* [Task requirements]: Without the images, print all the entries below exactly as given.

* [Records shown]:
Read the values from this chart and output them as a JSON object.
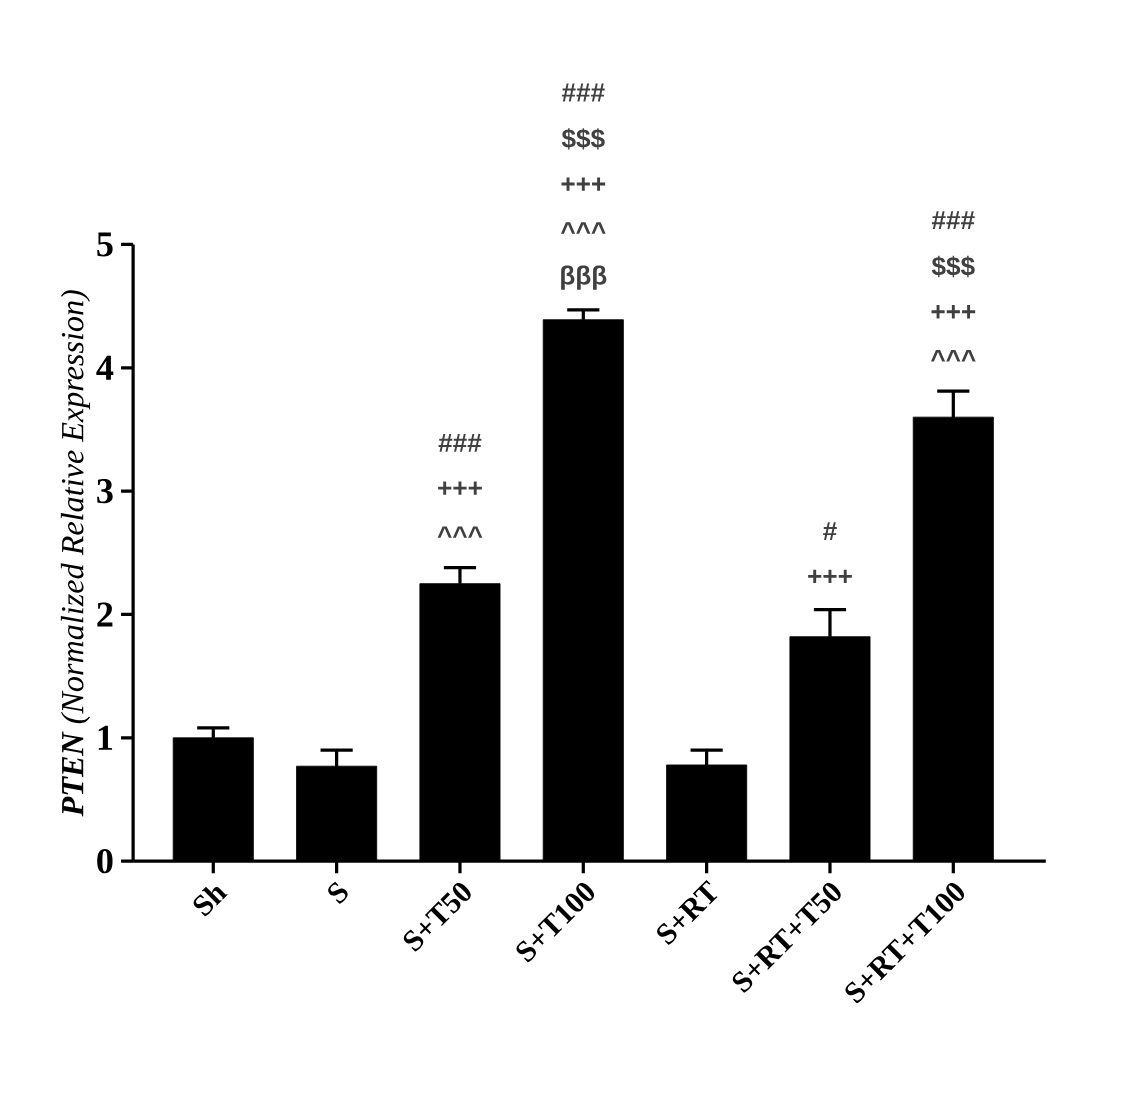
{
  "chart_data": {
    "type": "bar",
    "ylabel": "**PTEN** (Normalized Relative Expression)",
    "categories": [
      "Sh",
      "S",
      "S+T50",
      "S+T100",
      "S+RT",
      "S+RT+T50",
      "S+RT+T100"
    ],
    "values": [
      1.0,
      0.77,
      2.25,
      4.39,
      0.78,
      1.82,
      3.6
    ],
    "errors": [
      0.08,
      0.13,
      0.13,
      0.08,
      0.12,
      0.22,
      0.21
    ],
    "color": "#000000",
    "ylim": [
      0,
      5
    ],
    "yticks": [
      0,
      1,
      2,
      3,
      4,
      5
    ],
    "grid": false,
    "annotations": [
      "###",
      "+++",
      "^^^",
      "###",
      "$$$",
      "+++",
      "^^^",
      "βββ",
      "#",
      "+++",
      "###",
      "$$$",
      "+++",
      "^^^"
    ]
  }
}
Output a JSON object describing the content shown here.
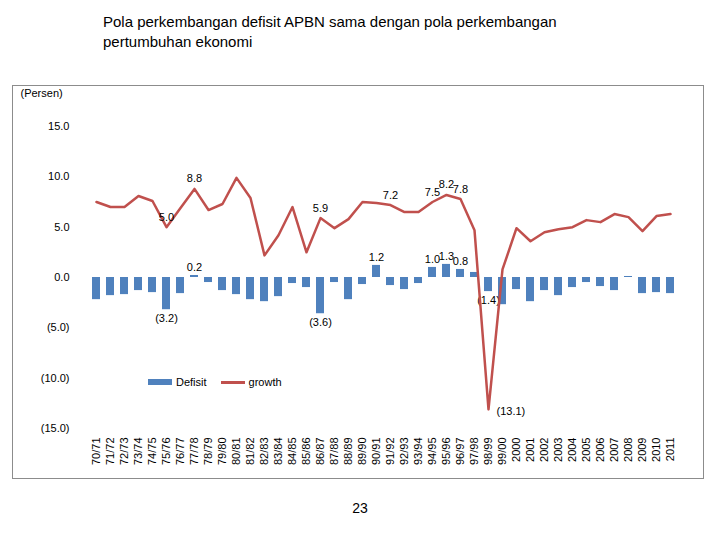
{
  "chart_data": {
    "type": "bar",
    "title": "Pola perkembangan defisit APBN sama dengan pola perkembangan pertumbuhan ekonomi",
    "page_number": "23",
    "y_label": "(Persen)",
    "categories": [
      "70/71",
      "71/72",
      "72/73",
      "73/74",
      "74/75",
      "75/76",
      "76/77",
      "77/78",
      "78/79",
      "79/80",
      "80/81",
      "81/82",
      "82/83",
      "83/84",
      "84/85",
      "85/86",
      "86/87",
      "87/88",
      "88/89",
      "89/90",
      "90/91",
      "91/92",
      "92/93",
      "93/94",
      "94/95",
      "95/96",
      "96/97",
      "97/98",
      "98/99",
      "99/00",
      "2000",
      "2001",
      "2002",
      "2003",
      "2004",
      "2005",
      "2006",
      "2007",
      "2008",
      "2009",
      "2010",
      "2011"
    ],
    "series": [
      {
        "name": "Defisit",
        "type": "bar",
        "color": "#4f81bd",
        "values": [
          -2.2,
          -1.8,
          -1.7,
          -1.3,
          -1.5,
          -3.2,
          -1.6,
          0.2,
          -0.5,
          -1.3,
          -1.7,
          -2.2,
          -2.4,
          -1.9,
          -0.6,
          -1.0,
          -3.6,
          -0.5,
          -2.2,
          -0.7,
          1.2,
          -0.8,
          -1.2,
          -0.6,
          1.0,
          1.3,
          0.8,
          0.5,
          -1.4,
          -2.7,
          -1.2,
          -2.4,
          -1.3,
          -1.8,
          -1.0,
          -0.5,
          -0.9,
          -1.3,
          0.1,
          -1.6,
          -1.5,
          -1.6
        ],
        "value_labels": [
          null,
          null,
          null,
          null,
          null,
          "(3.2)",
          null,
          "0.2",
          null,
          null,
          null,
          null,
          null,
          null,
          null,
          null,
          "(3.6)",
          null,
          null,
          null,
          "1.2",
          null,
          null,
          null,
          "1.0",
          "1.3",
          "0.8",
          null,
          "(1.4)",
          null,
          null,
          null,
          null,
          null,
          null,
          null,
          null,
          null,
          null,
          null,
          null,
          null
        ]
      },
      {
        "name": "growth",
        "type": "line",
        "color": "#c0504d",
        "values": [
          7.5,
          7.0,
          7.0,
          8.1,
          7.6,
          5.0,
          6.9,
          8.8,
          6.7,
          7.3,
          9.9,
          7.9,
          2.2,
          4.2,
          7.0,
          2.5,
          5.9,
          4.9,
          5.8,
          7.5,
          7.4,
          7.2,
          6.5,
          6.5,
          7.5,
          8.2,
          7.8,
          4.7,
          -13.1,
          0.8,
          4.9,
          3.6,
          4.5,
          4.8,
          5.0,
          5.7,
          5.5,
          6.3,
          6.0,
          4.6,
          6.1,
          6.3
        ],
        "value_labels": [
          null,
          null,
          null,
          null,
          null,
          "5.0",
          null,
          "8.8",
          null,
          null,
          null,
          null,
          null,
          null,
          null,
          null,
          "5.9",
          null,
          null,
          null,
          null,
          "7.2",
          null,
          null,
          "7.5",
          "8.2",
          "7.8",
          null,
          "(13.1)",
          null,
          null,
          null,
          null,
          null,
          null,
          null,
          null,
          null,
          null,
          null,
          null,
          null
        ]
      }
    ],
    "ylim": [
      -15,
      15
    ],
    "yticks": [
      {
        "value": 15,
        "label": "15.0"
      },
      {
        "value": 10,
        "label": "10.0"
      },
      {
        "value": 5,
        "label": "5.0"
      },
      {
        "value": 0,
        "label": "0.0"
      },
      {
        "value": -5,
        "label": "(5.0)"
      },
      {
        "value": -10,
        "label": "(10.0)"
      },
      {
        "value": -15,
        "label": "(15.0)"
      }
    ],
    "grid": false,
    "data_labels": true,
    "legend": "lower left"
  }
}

* [Solved exercise]:
Read the values from this chart and output them as a JSON object.
{
  "chart_data": {
    "type": "bar",
    "ylabel": "**PTEN** (Normalized Relative Expression)",
    "categories": [
      "Sh",
      "S",
      "S+T50",
      "S+T100",
      "S+RT",
      "S+RT+T50",
      "S+RT+T100"
    ],
    "values": [
      1.0,
      0.77,
      2.25,
      4.39,
      0.78,
      1.82,
      3.6
    ],
    "errors": [
      0.08,
      0.13,
      0.13,
      0.08,
      0.12,
      0.22,
      0.21
    ],
    "color": "#000000",
    "ylim": [
      0,
      5
    ],
    "yticks": [
      0,
      1,
      2,
      3,
      4,
      5
    ],
    "grid": false,
    "annotations": [
      "###",
      "+++",
      "^^^",
      "###",
      "$$$",
      "+++",
      "^^^",
      "βββ",
      "#",
      "+++",
      "###",
      "$$$",
      "+++",
      "^^^"
    ]
  }
}
Output a JSON object describing the content shown here.
{
  "chart_data": {
    "type": "bar",
    "title": "Pola perkembangan defisit APBN sama dengan pola perkembangan pertumbuhan ekonomi",
    "page_number": "23",
    "y_label": "(Persen)",
    "categories": [
      "70/71",
      "71/72",
      "72/73",
      "73/74",
      "74/75",
      "75/76",
      "76/77",
      "77/78",
      "78/79",
      "79/80",
      "80/81",
      "81/82",
      "82/83",
      "83/84",
      "84/85",
      "85/86",
      "86/87",
      "87/88",
      "88/89",
      "89/90",
      "90/91",
      "91/92",
      "92/93",
      "93/94",
      "94/95",
      "95/96",
      "96/97",
      "97/98",
      "98/99",
      "99/00",
      "2000",
      "2001",
      "2002",
      "2003",
      "2004",
      "2005",
      "2006",
      "2007",
      "2008",
      "2009",
      "2010",
      "2011"
    ],
    "series": [
      {
        "name": "Defisit",
        "type": "bar",
        "color": "#4f81bd",
        "values": [
          -2.2,
          -1.8,
          -1.7,
          -1.3,
          -1.5,
          -3.2,
          -1.6,
          0.2,
          -0.5,
          -1.3,
          -1.7,
          -2.2,
          -2.4,
          -1.9,
          -0.6,
          -1.0,
          -3.6,
          -0.5,
          -2.2,
          -0.7,
          1.2,
          -0.8,
          -1.2,
          -0.6,
          1.0,
          1.3,
          0.8,
          0.5,
          -1.4,
          -2.7,
          -1.2,
          -2.4,
          -1.3,
          -1.8,
          -1.0,
          -0.5,
          -0.9,
          -1.3,
          0.1,
          -1.6,
          -1.5,
          -1.6
        ],
        "value_labels": [
          null,
          null,
          null,
          null,
          null,
          "(3.2)",
          null,
          "0.2",
          null,
          null,
          null,
          null,
          null,
          null,
          null,
          null,
          "(3.6)",
          null,
          null,
          null,
          "1.2",
          null,
          null,
          null,
          "1.0",
          "1.3",
          "0.8",
          null,
          "(1.4)",
          null,
          null,
          null,
          null,
          null,
          null,
          null,
          null,
          null,
          null,
          null,
          null,
          null
        ]
      },
      {
        "name": "growth",
        "type": "line",
        "color": "#c0504d",
        "values": [
          7.5,
          7.0,
          7.0,
          8.1,
          7.6,
          5.0,
          6.9,
          8.8,
          6.7,
          7.3,
          9.9,
          7.9,
          2.2,
          4.2,
          7.0,
          2.5,
          5.9,
          4.9,
          5.8,
          7.5,
          7.4,
          7.2,
          6.5,
          6.5,
          7.5,
          8.2,
          7.8,
          4.7,
          -13.1,
          0.8,
          4.9,
          3.6,
          4.5,
          4.8,
          5.0,
          5.7,
          5.5,
          6.3,
          6.0,
          4.6,
          6.1,
          6.3
        ],
        "value_labels": [
          null,
          null,
          null,
          null,
          null,
          "5.0",
          null,
          "8.8",
          null,
          null,
          null,
          null,
          null,
          null,
          null,
          null,
          "5.9",
          null,
          null,
          null,
          null,
          "7.2",
          null,
          null,
          "7.5",
          "8.2",
          "7.8",
          null,
          "(13.1)",
          null,
          null,
          null,
          null,
          null,
          null,
          null,
          null,
          null,
          null,
          null,
          null,
          null
        ]
      }
    ],
    "ylim": [
      -15,
      15
    ],
    "yticks": [
      {
        "value": 15,
        "label": "15.0"
      },
      {
        "value": 10,
        "label": "10.0"
      },
      {
        "value": 5,
        "label": "5.0"
      },
      {
        "value": 0,
        "label": "0.0"
      },
      {
        "value": -5,
        "label": "(5.0)"
      },
      {
        "value": -10,
        "label": "(10.0)"
      },
      {
        "value": -15,
        "label": "(15.0)"
      }
    ],
    "grid": false,
    "data_labels": true,
    "legend": "lower left"
  }
}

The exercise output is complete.